• _Your goal_: All entries are to be quoted exactly; the images stay out of the copy.

------------------------------------

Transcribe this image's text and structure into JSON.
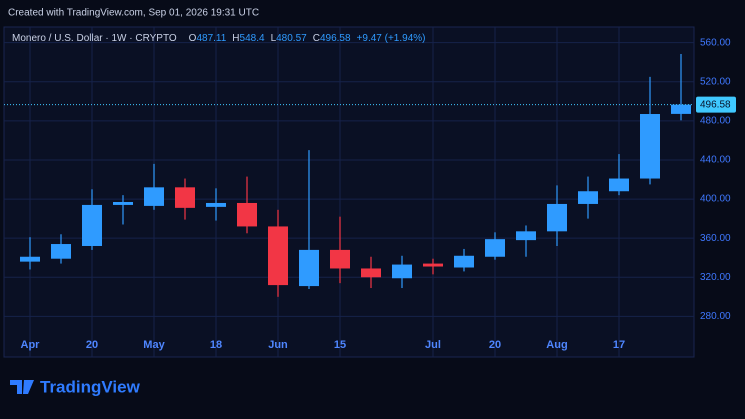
{
  "chart_data": {
    "type": "candlestick",
    "watermark": "Created with TradingView.com, Sep 01, 2026 19:31 UTC",
    "title": "Monero / U.S. Dollar · 1W · CRYPTO",
    "ohlc_letters": [
      "O",
      "H",
      "L",
      "C"
    ],
    "change": "+9.47 (+1.94%)",
    "categories": [
      "Apr",
      null,
      "20",
      null,
      "May",
      null,
      "18",
      null,
      "Jun",
      null,
      "15",
      null,
      null,
      "Jul",
      null,
      "20",
      null,
      "Aug",
      null,
      "17",
      null,
      null
    ],
    "open": [
      336,
      339,
      352,
      394,
      393,
      412,
      392,
      396,
      372,
      311,
      348,
      329,
      319,
      334,
      330,
      341,
      358,
      367,
      395,
      408,
      421,
      487.11
    ],
    "high": [
      361,
      364,
      410,
      404,
      436,
      421,
      411,
      423,
      389,
      450,
      382,
      341,
      342,
      339,
      349,
      366,
      373,
      414,
      423,
      446,
      525,
      548.4
    ],
    "low": [
      328,
      334,
      348,
      374,
      389,
      379,
      378,
      365,
      300,
      308,
      314,
      309,
      309,
      323,
      326,
      338,
      341,
      352,
      380,
      404,
      415,
      480.57
    ],
    "close": [
      341,
      354,
      394,
      397,
      412,
      391,
      396,
      372,
      312,
      348,
      329,
      320,
      333,
      331,
      342,
      359,
      367,
      395,
      408,
      421,
      487,
      496.58
    ],
    "up_color": "#2f9bff",
    "down_color": "#f23645",
    "ylim": [
      263,
      576
    ],
    "yticks": [
      {
        "value": 280,
        "label": "280.00"
      },
      {
        "value": 320,
        "label": "320.00"
      },
      {
        "value": 360,
        "label": "360.00"
      },
      {
        "value": 400,
        "label": "400.00"
      },
      {
        "value": 440,
        "label": "440.00"
      },
      {
        "value": 480,
        "label": "480.00"
      },
      {
        "value": 520,
        "label": "520.00"
      },
      {
        "value": 560,
        "label": "560.00"
      }
    ],
    "grid": true,
    "last_price_line": true
  },
  "brand": "TradingView"
}
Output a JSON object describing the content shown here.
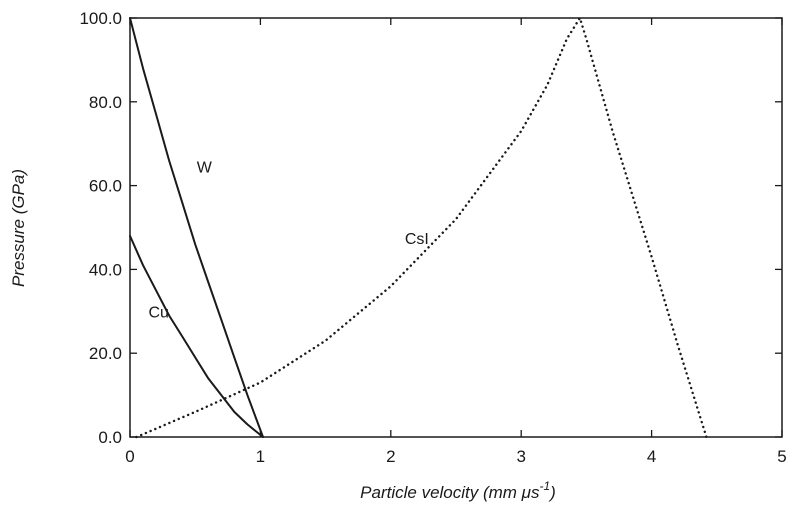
{
  "chart_data": {
    "type": "line",
    "title": "",
    "xlabel": "Particle velocity (mm μs",
    "xlabel_exponent": "-1",
    "xlabel_suffix": ")",
    "ylabel": "Pressure (GPa)",
    "xlim": [
      0,
      5
    ],
    "ylim": [
      0,
      100
    ],
    "x_ticks": [
      0,
      1,
      2,
      3,
      4,
      5
    ],
    "x_tick_labels": [
      "0",
      "1",
      "2",
      "3",
      "4",
      "5"
    ],
    "y_ticks": [
      0,
      20,
      40,
      60,
      80,
      100
    ],
    "y_tick_labels": [
      "0.0",
      "20.0",
      "40.0",
      "60.0",
      "80.0",
      "100.0"
    ],
    "grid": false,
    "legend": "none",
    "series": [
      {
        "name": "W",
        "style": "solid",
        "color": "#1a1a1a",
        "label_at": [
          0.57,
          64.5
        ],
        "x": [
          0,
          0.1,
          0.2,
          0.3,
          0.4,
          0.5,
          0.6,
          0.7,
          0.8,
          0.9,
          1.02
        ],
        "y": [
          100,
          88,
          77,
          66,
          56,
          46,
          37,
          28,
          19,
          10,
          0
        ]
      },
      {
        "name": "Cu",
        "style": "solid",
        "color": "#1a1a1a",
        "label_at": [
          0.22,
          30
        ],
        "x": [
          0,
          0.1,
          0.2,
          0.3,
          0.4,
          0.5,
          0.6,
          0.7,
          0.8,
          0.9,
          1.02
        ],
        "y": [
          48,
          41,
          35,
          29,
          24,
          19,
          14,
          10,
          6,
          3,
          0
        ]
      },
      {
        "name": "CsI",
        "style": "dotted",
        "color": "#1a1a1a",
        "label_at": [
          2.2,
          47.5
        ],
        "x": [
          0.05,
          0.5,
          1.0,
          1.5,
          2.0,
          2.5,
          3.0,
          3.2,
          3.35,
          3.45,
          3.5,
          3.7,
          4.0,
          4.2,
          4.42
        ],
        "y": [
          0,
          6,
          13,
          23,
          36,
          52,
          73,
          84,
          95,
          100,
          95,
          73,
          43,
          22,
          0
        ]
      }
    ]
  }
}
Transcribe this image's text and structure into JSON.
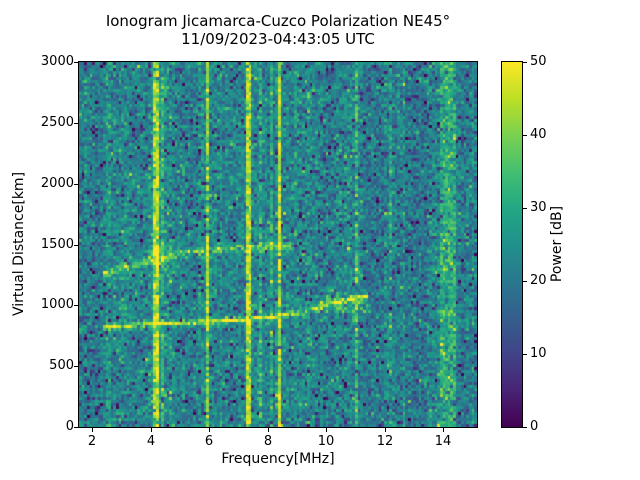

------------------------------------

• _Output_:
Transcribe this image's text and structure into JSON.
{
  "chart_data": {
    "type": "candlestick",
    "watermark": "Created with TradingView.com, Sep 01, 2026 19:31 UTC",
    "title": "Monero / U.S. Dollar · 1W · CRYPTO",
    "ohlc_letters": [
      "O",
      "H",
      "L",
      "C"
    ],
    "change": "+9.47 (+1.94%)",
    "categories": [
      "Apr",
      null,
      "20",
      null,
      "May",
      null,
      "18",
      null,
      "Jun",
      null,
      "15",
      null,
      null,
      "Jul",
      null,
      "20",
      null,
      "Aug",
      null,
      "17",
      null,
      null
    ],
    "open": [
      336,
      339,
      352,
      394,
      393,
      412,
      392,
      396,
      372,
      311,
      348,
      329,
      319,
      334,
      330,
      341,
      358,
      367,
      395,
      408,
      421,
      487.11
    ],
    "high": [
      361,
      364,
      410,
      404,
      436,
      421,
      411,
      423,
      389,
      450,
      382,
      341,
      342,
      339,
      349,
      366,
      373,
      414,
      423,
      446,
      525,
      548.4
    ],
    "low": [
      328,
      334,
      348,
      374,
      389,
      379,
      378,
      365,
      300,
      308,
      314,
      309,
      309,
      323,
      326,
      338,
      341,
      352,
      380,
      404,
      415,
      480.57
    ],
    "close": [
      341,
      354,
      394,
      397,
      412,
      391,
      396,
      372,
      312,
      348,
      329,
      320,
      333,
      331,
      342,
      359,
      367,
      395,
      408,
      421,
      487,
      496.58
    ],
    "up_color": "#2f9bff",
    "down_color": "#f23645",
    "ylim": [
      263,
      576
    ],
    "yticks": [
      {
        "value": 280,
        "label": "280.00"
      },
      {
        "value": 320,
        "label": "320.00"
      },
      {
        "value": 360,
        "label": "360.00"
      },
      {
        "value": 400,
        "label": "400.00"
      },
      {
        "value": 440,
        "label": "440.00"
      },
      {
        "value": 480,
        "label": "480.00"
      },
      {
        "value": 520,
        "label": "520.00"
      },
      {
        "value": 560,
        "label": "560.00"
      }
    ],
    "grid": true,
    "last_price_line": true
  },
  "brand": "TradingView"
}
Output a JSON object describing the content shown here.
{
  "chart_data": {
    "type": "line",
    "title": "",
    "xlabel": "Particle velocity (mm μs",
    "xlabel_exponent": "-1",
    "xlabel_suffix": ")",
    "ylabel": "Pressure (GPa)",
    "xlim": [
      0,
      5
    ],
    "ylim": [
      0,
      100
    ],
    "x_ticks": [
      0,
      1,
      2,
      3,
      4,
      5
    ],
    "x_tick_labels": [
      "0",
      "1",
      "2",
      "3",
      "4",
      "5"
    ],
    "y_ticks": [
      0,
      20,
      40,
      60,
      80,
      100
    ],
    "y_tick_labels": [
      "0.0",
      "20.0",
      "40.0",
      "60.0",
      "80.0",
      "100.0"
    ],
    "grid": false,
    "legend": "none",
    "series": [
      {
        "name": "W",
        "style": "solid",
        "color": "#1a1a1a",
        "label_at": [
          0.57,
          64.5
        ],
        "x": [
          0,
          0.1,
          0.2,
          0.3,
          0.4,
          0.5,
          0.6,
          0.7,
          0.8,
          0.9,
          1.02
        ],
        "y": [
          100,
          88,
          77,
          66,
          56,
          46,
          37,
          28,
          19,
          10,
          0
        ]
      },
      {
        "name": "Cu",
        "style": "solid",
        "color": "#1a1a1a",
        "label_at": [
          0.22,
          30
        ],
        "x": [
          0,
          0.1,
          0.2,
          0.3,
          0.4,
          0.5,
          0.6,
          0.7,
          0.8,
          0.9,
          1.02
        ],
        "y": [
          48,
          41,
          35,
          29,
          24,
          19,
          14,
          10,
          6,
          3,
          0
        ]
      },
      {
        "name": "CsI",
        "style": "dotted",
        "color": "#1a1a1a",
        "label_at": [
          2.2,
          47.5
        ],
        "x": [
          0.05,
          0.5,
          1.0,
          1.5,
          2.0,
          2.5,
          3.0,
          3.2,
          3.35,
          3.45,
          3.5,
          3.7,
          4.0,
          4.2,
          4.42
        ],
        "y": [
          0,
          6,
          13,
          23,
          36,
          52,
          73,
          84,
          95,
          100,
          95,
          73,
          43,
          22,
          0
        ]
      }
    ]
  }
}
Transcribe this image's text and structure into JSON.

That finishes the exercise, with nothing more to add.